Extracted records:
** start **
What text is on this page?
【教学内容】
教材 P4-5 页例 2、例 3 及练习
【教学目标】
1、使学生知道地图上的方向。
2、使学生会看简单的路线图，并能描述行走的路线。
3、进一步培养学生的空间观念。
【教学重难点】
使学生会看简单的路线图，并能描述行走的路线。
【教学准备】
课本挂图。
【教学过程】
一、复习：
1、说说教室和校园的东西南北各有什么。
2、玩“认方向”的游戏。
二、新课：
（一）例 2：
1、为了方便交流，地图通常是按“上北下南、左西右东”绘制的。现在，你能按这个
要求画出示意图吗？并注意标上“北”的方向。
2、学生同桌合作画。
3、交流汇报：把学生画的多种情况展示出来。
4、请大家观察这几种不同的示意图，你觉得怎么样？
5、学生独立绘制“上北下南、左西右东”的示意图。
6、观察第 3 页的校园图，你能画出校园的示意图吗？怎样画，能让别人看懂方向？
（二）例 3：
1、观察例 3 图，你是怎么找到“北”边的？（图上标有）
** end **
** start **
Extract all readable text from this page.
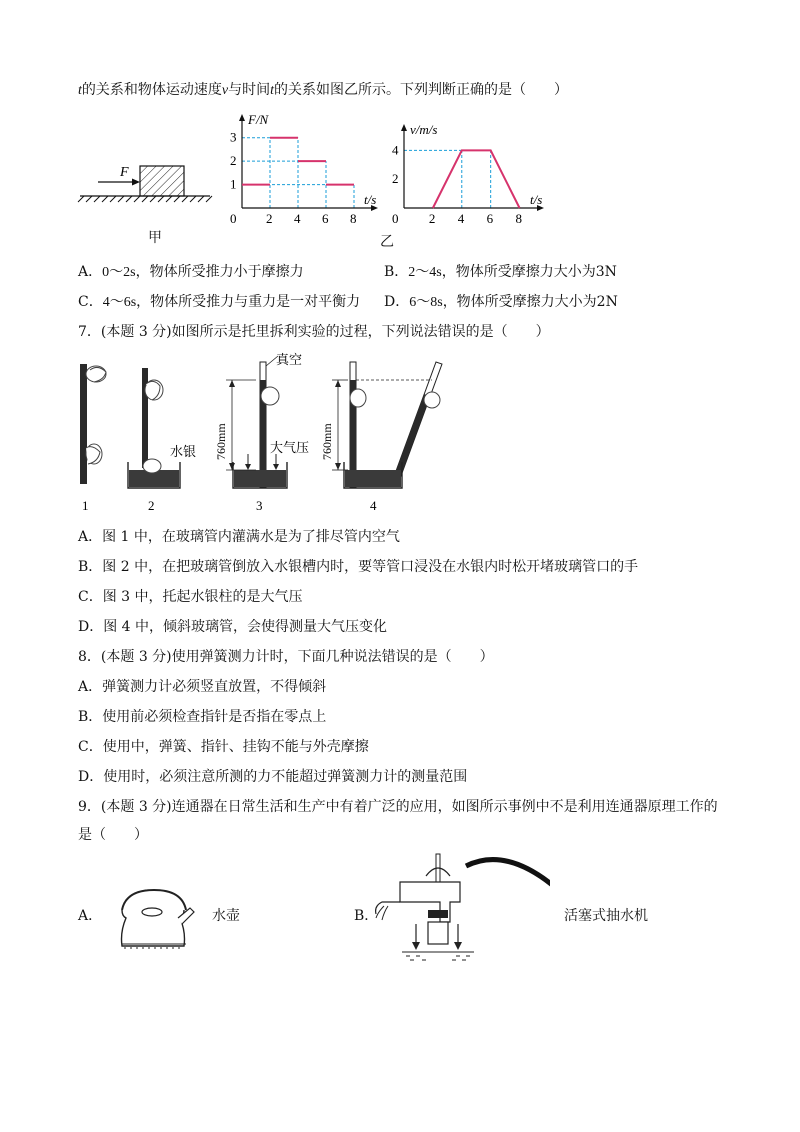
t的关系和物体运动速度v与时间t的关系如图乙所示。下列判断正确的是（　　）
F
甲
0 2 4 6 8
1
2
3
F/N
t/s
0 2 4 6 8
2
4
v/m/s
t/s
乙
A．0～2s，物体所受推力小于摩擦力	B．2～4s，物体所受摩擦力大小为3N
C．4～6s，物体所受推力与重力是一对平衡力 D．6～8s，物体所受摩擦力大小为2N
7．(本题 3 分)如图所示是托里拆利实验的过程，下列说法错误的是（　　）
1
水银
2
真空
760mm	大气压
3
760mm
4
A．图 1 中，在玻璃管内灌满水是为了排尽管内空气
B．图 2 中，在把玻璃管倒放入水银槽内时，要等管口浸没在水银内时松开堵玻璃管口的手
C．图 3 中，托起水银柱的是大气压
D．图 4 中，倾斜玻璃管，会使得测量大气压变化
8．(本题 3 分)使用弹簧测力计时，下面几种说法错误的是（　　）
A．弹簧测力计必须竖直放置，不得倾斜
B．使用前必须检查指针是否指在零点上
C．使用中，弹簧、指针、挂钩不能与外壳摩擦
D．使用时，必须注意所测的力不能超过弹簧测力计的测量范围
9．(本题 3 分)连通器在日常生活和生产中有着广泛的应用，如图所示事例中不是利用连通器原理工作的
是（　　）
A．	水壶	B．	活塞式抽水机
** end **
Exercise brief. Above are records; say how many of their lines contain the word "左西右东", giving only the number.

Exercise solution. 2